What you will do -
Only a number is expected: how many lines in the data below contain the word "счет".

Source data -
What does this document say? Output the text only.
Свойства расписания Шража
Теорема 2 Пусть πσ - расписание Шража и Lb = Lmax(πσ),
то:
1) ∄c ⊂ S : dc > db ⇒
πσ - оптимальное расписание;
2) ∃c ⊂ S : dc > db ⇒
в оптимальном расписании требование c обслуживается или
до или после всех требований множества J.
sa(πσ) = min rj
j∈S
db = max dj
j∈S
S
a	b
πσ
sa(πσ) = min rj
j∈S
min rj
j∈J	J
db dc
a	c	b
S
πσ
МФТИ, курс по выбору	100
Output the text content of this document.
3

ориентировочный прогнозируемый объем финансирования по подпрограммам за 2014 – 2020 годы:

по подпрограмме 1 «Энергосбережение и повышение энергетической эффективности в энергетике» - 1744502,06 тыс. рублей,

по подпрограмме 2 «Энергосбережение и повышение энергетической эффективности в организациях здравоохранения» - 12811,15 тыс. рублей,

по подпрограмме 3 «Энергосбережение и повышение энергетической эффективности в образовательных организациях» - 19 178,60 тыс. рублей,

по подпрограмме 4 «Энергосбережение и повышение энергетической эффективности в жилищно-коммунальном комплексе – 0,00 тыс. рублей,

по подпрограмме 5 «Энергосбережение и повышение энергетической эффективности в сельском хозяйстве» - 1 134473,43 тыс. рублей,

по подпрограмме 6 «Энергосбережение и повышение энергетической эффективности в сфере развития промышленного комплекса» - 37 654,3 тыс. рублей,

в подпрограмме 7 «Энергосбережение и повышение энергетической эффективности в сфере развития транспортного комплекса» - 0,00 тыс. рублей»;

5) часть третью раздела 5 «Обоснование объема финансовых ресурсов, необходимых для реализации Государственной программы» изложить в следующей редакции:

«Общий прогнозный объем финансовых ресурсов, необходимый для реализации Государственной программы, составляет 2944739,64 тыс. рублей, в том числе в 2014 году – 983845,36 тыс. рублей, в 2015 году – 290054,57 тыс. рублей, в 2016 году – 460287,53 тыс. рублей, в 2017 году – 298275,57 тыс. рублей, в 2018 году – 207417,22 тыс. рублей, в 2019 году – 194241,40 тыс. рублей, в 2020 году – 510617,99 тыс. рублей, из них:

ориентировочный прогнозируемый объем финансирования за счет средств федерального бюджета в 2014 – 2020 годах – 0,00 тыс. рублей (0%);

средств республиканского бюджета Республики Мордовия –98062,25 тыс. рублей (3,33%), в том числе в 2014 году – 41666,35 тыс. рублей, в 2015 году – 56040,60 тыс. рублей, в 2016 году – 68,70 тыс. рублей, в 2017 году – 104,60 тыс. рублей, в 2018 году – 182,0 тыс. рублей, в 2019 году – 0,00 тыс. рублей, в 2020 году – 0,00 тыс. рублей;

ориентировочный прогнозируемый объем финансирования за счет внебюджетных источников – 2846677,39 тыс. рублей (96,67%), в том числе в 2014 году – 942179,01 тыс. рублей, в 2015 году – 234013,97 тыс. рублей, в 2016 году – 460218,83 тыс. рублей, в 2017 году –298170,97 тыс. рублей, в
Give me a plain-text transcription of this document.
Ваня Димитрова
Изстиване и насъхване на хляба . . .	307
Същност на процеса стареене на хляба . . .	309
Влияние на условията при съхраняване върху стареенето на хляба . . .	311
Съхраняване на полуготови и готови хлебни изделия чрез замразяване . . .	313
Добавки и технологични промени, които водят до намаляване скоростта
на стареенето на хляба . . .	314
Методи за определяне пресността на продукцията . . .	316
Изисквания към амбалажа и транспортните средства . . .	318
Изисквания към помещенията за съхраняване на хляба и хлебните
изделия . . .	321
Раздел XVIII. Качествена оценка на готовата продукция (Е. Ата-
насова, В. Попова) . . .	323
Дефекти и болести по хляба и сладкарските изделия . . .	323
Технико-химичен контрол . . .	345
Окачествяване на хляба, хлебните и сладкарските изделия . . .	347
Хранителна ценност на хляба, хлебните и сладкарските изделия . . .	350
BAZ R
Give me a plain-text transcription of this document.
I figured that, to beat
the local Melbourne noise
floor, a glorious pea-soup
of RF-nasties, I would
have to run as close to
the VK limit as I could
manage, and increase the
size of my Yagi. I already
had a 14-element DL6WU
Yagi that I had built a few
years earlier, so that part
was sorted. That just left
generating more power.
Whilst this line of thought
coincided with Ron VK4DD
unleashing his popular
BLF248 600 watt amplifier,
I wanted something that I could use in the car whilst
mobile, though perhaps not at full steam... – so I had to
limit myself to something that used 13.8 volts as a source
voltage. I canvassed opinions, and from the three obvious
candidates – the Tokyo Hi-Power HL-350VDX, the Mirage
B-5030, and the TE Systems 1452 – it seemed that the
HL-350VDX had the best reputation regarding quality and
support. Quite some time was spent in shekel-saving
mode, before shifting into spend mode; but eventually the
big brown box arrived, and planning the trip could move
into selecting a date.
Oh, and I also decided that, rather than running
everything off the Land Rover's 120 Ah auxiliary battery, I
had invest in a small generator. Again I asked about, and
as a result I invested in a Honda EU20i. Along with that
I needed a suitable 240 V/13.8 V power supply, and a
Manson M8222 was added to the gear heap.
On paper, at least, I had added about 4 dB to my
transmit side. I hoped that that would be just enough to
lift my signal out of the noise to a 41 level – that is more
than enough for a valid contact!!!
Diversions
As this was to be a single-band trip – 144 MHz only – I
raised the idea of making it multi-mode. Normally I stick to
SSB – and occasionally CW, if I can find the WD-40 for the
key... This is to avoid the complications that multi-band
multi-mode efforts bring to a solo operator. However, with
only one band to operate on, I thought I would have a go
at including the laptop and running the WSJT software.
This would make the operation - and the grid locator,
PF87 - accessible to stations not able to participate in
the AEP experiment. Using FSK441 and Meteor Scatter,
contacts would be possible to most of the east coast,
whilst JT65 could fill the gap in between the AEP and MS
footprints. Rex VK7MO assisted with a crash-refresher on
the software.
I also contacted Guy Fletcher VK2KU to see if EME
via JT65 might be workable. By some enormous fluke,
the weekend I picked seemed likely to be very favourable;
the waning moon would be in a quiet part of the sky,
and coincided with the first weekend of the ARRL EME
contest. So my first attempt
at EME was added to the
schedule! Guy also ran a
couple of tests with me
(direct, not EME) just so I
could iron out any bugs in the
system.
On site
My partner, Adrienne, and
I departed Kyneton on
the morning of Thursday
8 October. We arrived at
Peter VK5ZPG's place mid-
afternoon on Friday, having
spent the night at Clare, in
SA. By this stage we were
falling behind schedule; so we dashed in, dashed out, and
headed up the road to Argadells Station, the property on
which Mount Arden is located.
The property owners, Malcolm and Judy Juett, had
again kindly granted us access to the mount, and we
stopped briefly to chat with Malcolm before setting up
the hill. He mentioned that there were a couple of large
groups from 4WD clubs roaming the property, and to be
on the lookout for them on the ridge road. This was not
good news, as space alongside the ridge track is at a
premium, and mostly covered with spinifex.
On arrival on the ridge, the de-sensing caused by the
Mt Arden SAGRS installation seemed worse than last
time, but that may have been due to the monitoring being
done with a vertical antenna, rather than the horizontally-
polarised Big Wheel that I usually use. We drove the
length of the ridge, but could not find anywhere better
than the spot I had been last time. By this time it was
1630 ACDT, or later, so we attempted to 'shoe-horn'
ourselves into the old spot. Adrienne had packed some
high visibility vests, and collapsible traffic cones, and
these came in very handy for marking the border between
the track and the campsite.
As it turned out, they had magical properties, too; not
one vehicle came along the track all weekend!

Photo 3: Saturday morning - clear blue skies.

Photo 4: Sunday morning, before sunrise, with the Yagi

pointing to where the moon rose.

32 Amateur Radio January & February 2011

Solved exercise -
2